## Stated task
Below are entries. Pull out all lines containing "ylabel".

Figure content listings
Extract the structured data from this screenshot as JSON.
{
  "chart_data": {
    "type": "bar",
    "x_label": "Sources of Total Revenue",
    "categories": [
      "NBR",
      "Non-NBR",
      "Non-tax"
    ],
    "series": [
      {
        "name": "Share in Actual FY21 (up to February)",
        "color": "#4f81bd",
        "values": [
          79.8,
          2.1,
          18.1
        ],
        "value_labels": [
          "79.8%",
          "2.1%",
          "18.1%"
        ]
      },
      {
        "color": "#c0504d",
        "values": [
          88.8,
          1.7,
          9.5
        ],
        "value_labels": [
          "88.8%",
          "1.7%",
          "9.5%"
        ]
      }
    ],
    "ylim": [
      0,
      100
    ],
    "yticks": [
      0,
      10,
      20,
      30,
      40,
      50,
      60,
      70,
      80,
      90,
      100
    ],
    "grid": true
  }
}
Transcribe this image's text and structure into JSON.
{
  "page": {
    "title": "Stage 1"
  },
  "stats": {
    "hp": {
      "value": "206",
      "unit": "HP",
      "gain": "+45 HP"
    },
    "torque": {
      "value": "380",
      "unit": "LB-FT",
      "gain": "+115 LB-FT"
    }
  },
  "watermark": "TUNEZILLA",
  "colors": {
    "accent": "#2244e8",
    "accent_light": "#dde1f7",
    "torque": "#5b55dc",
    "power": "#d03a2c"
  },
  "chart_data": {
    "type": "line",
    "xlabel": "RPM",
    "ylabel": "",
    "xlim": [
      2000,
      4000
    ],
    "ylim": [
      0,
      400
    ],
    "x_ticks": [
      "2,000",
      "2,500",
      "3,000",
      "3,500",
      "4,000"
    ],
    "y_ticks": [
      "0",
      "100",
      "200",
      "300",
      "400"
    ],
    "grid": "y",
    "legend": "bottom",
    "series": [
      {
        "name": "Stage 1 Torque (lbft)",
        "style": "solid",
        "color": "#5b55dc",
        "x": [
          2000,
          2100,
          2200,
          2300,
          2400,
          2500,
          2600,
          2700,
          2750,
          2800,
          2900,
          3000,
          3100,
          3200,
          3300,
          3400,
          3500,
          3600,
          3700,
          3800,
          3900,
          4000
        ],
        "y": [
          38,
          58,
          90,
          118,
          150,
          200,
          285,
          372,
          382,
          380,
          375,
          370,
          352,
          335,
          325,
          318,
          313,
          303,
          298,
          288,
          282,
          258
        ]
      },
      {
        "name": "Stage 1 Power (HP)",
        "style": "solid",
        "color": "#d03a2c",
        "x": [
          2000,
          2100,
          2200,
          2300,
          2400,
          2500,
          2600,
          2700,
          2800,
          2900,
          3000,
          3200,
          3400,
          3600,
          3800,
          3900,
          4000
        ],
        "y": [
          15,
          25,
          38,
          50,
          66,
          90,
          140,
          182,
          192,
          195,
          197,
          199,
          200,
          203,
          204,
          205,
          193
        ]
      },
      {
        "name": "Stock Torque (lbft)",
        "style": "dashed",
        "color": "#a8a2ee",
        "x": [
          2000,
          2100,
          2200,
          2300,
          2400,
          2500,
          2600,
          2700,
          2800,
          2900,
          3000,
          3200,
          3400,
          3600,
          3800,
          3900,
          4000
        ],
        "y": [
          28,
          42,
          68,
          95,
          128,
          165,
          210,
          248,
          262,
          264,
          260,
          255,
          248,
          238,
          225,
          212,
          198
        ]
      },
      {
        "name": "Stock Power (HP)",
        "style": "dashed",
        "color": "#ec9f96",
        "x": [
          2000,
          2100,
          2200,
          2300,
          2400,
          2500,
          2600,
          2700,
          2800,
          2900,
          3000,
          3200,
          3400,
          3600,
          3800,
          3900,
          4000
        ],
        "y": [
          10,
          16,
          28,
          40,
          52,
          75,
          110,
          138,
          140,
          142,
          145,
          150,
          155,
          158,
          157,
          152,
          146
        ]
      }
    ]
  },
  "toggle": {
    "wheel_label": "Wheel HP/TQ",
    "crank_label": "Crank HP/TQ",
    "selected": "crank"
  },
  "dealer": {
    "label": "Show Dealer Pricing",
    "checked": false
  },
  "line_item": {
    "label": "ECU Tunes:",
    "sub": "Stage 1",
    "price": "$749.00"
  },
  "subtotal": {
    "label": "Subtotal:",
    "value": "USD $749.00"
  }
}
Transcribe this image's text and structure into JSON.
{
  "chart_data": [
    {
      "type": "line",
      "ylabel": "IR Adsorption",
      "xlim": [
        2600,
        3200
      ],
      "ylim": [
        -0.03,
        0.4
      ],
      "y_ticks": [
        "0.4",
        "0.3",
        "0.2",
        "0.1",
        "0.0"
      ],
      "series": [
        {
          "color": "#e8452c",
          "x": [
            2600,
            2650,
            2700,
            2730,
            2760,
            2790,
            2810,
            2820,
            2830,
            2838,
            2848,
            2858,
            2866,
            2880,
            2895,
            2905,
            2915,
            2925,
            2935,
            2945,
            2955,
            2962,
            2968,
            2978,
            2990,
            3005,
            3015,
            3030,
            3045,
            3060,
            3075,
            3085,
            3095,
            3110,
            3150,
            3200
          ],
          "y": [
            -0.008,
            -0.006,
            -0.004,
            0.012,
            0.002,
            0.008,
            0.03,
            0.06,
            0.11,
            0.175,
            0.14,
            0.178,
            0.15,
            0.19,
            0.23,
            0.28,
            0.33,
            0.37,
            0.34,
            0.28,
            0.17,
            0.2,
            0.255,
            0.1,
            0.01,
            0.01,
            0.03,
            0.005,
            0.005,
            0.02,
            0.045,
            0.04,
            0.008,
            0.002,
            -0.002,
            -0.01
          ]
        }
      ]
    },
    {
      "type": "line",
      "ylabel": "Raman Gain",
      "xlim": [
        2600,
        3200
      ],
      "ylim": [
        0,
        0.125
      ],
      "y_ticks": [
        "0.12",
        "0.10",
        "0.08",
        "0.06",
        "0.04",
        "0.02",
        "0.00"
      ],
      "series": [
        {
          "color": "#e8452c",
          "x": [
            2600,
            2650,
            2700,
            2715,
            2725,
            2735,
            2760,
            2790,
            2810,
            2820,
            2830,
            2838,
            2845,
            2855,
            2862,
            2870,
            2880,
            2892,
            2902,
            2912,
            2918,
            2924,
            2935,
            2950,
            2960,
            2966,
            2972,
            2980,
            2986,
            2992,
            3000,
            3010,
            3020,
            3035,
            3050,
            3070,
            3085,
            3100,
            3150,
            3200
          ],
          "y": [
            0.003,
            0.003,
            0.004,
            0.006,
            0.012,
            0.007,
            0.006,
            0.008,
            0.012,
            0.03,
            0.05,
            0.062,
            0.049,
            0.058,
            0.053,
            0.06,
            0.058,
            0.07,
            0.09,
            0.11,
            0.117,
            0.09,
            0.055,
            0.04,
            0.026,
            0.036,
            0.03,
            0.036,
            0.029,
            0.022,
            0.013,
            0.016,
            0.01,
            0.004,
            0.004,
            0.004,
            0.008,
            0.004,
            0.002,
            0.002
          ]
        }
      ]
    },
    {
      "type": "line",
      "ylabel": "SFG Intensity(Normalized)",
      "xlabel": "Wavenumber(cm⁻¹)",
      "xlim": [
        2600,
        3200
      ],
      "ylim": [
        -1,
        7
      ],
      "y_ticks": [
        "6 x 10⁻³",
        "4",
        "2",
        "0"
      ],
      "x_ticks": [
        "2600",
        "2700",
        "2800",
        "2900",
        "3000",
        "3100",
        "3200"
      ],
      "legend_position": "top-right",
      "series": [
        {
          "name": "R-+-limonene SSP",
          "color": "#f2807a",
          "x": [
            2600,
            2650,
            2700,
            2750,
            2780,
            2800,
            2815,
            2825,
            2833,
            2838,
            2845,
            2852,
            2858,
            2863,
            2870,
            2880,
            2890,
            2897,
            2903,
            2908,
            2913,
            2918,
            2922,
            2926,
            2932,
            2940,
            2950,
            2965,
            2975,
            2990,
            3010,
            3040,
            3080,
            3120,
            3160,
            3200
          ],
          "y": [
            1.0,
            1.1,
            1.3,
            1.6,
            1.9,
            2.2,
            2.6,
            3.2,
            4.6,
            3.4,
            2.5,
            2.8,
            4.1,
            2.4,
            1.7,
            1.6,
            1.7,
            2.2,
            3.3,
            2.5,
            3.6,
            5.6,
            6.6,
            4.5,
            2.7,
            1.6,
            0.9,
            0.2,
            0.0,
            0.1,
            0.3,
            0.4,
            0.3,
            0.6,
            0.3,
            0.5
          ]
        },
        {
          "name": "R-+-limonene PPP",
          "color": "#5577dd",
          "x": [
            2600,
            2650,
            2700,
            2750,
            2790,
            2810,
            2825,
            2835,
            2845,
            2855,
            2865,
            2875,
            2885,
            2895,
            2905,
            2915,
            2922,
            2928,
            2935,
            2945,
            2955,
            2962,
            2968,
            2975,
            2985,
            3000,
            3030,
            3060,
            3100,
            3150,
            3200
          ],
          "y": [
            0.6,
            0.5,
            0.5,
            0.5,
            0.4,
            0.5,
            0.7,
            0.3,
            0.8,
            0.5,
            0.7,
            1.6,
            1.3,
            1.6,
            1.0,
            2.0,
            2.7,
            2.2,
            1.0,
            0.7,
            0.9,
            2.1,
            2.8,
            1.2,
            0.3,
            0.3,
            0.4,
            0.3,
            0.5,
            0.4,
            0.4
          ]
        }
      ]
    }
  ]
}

## The reply
    "ylabel": "",
      "ylabel": "IR Adsorption",
      "ylabel": "Raman Gain",
      "ylabel": "SFG Intensity(Normalized)",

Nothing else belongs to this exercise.